Check each line of the material below for "charm". Report how many have it, with no other words.

=== Stored entries ===
----

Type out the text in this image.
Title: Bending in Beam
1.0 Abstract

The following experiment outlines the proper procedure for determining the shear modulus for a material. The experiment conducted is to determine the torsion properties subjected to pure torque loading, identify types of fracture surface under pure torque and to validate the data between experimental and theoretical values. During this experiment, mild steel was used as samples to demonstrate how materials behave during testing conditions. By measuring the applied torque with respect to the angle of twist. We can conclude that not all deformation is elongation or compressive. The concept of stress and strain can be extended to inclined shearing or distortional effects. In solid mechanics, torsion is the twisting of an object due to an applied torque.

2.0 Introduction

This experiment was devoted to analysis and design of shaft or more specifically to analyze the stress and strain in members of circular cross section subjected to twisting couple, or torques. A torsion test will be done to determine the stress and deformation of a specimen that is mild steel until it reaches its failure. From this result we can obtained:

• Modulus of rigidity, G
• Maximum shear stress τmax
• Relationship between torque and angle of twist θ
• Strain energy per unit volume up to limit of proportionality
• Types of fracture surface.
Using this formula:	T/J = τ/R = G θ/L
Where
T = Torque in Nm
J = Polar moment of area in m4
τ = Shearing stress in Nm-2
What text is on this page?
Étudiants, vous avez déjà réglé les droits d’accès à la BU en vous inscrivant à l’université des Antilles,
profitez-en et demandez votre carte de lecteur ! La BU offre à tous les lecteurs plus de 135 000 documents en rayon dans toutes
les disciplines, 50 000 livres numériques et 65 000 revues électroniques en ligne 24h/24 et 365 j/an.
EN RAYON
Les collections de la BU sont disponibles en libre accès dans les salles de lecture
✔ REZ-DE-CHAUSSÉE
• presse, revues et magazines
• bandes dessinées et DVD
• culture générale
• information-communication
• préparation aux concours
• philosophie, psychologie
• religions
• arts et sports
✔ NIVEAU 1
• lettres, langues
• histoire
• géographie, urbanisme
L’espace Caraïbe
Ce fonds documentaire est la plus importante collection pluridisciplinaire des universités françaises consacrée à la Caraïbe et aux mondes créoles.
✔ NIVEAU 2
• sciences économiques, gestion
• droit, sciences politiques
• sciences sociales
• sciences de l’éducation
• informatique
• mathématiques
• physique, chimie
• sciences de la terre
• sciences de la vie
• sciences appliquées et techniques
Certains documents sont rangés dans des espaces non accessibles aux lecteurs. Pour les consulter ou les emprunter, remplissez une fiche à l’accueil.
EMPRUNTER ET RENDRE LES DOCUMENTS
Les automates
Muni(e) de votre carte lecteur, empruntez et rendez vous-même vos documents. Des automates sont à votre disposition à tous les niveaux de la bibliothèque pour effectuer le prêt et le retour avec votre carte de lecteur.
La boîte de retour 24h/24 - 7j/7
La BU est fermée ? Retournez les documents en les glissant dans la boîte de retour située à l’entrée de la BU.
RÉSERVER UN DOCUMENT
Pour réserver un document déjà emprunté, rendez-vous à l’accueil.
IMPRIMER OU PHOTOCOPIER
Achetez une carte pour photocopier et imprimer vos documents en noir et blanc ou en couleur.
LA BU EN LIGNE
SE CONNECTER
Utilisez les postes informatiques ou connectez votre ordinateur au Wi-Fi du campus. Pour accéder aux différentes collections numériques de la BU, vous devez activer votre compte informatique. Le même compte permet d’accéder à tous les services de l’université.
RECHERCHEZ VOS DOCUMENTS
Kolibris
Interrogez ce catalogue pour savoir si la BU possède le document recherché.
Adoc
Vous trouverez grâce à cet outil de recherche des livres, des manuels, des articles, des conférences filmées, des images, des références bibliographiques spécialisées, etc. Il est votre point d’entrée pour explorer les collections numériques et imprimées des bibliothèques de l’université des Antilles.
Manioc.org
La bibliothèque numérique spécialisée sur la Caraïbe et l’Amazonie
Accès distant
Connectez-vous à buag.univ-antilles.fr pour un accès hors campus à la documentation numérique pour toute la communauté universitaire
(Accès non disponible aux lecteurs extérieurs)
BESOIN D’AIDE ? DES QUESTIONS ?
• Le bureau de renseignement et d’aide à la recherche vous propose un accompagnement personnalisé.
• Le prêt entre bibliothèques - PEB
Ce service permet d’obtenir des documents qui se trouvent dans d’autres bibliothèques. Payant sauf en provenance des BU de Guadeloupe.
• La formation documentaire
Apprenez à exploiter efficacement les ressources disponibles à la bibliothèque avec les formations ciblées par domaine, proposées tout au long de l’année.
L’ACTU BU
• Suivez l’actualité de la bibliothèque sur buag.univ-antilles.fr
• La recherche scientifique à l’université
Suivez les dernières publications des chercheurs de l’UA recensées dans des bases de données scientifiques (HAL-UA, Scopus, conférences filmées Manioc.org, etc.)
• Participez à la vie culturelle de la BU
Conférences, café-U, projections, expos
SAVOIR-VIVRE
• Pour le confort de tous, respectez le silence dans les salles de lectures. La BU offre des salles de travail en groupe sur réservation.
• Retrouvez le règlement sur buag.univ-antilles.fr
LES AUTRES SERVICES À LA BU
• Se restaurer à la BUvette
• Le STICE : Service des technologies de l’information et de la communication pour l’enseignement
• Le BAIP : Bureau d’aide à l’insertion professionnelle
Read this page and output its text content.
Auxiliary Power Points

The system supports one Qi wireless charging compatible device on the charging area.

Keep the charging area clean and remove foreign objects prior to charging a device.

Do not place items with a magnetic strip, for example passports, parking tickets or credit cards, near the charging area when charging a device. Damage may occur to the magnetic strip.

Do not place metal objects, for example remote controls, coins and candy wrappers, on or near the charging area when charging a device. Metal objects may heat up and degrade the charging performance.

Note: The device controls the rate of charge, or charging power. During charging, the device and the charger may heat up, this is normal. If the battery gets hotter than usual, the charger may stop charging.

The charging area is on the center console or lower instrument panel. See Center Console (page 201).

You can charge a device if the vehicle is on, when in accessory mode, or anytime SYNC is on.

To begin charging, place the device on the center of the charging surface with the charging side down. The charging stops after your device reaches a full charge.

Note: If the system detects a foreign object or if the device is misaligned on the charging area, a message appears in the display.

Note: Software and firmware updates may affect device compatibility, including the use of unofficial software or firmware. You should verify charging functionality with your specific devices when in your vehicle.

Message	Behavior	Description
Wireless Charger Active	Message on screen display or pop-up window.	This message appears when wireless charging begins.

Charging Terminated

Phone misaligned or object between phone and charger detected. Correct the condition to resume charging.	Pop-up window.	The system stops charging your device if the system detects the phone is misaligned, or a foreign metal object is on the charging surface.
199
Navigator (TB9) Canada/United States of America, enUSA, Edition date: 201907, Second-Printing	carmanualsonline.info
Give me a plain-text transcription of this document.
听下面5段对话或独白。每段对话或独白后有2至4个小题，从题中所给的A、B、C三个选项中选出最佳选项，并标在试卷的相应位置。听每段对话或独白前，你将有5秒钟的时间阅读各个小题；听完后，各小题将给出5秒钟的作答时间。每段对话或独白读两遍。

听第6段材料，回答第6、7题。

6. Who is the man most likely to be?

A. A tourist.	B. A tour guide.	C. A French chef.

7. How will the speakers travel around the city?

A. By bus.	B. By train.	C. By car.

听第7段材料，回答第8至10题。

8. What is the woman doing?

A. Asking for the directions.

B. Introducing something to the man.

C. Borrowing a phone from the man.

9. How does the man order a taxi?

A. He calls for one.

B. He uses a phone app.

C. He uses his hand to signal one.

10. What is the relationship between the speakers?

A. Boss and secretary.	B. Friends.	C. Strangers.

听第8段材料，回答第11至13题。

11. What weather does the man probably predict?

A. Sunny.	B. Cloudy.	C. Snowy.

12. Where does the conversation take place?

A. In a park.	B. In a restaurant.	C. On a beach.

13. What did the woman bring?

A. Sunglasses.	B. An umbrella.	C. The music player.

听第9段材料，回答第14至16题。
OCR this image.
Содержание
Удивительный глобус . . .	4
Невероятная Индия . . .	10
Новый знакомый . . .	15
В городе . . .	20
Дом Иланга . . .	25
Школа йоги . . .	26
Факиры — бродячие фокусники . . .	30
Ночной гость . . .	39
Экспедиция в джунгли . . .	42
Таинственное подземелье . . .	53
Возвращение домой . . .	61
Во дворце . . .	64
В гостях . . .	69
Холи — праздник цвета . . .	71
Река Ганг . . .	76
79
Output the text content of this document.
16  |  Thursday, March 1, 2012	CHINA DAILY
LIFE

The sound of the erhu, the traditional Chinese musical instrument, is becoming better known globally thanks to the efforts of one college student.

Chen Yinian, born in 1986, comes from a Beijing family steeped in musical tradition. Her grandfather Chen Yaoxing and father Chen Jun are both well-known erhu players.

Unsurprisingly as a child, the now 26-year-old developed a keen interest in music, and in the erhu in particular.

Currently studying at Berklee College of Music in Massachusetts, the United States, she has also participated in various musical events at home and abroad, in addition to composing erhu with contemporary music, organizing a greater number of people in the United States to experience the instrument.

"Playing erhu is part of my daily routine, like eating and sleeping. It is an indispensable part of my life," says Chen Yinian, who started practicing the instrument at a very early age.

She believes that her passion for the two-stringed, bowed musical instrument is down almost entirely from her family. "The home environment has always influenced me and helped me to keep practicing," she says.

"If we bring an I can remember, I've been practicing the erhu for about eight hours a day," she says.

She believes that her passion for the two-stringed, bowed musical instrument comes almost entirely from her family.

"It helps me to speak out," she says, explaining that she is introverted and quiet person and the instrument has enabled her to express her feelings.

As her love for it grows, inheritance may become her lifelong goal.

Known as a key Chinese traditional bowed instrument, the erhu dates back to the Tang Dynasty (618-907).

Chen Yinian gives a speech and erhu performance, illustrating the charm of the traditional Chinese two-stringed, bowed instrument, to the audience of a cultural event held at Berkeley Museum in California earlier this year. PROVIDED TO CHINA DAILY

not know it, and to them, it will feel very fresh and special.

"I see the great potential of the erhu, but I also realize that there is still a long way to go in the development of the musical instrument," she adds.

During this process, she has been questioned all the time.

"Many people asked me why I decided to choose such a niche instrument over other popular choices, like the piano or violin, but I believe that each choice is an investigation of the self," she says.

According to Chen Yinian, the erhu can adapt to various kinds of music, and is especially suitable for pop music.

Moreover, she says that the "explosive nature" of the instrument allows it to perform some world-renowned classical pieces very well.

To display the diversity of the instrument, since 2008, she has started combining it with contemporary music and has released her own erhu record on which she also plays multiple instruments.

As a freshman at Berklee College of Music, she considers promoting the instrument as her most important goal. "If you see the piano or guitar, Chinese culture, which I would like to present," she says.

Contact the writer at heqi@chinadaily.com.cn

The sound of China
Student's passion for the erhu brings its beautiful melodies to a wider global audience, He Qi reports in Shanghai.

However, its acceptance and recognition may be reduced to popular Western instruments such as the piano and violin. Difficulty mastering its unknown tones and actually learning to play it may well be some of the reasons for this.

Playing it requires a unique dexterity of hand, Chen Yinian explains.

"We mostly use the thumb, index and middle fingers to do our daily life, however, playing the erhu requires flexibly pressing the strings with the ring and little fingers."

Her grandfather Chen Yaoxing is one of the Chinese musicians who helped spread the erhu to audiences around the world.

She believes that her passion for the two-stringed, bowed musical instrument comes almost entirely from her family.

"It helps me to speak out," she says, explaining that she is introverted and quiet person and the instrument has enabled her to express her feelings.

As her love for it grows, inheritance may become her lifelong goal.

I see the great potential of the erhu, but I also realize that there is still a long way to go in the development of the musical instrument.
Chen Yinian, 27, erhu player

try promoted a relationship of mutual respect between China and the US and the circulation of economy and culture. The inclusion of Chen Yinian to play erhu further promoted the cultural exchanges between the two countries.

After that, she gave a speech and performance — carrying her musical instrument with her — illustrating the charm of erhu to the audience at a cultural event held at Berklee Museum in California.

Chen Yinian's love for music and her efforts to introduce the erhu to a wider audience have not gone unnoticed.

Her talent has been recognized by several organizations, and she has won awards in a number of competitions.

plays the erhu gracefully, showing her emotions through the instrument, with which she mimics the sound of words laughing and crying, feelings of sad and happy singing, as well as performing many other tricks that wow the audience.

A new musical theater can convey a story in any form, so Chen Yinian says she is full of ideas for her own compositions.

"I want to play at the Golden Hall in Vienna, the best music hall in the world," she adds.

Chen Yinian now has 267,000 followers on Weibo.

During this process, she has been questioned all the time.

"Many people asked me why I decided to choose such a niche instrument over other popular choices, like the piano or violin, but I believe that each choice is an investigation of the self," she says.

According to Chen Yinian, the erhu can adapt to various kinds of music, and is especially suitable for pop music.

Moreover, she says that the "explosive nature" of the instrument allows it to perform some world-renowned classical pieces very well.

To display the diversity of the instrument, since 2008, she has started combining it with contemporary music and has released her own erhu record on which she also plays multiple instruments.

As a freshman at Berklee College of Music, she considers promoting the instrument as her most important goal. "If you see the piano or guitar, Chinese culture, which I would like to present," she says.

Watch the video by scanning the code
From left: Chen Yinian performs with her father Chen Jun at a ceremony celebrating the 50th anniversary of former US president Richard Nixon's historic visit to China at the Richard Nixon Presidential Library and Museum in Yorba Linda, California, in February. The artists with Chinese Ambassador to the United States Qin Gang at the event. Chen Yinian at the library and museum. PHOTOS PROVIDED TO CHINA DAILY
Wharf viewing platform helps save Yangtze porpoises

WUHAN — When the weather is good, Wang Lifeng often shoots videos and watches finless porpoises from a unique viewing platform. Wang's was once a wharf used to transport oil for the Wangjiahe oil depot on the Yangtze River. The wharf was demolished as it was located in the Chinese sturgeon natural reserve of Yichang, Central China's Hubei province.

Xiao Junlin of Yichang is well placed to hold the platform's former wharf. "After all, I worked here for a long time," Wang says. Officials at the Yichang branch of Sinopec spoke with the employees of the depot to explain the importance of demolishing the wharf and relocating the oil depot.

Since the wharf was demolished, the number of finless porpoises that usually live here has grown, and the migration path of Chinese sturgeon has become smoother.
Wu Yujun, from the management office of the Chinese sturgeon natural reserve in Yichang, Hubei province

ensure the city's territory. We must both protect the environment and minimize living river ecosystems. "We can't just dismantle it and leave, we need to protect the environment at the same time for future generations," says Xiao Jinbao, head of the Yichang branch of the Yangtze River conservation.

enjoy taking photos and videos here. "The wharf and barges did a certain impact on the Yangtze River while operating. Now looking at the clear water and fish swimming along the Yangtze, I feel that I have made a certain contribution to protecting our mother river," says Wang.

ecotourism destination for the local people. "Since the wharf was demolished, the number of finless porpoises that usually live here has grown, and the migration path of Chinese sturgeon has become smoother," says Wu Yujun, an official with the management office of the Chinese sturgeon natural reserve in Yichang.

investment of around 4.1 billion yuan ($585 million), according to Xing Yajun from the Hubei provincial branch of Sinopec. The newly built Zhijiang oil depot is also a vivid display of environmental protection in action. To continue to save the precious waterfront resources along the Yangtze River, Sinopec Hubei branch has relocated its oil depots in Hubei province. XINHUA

----

=== Correct output ===
2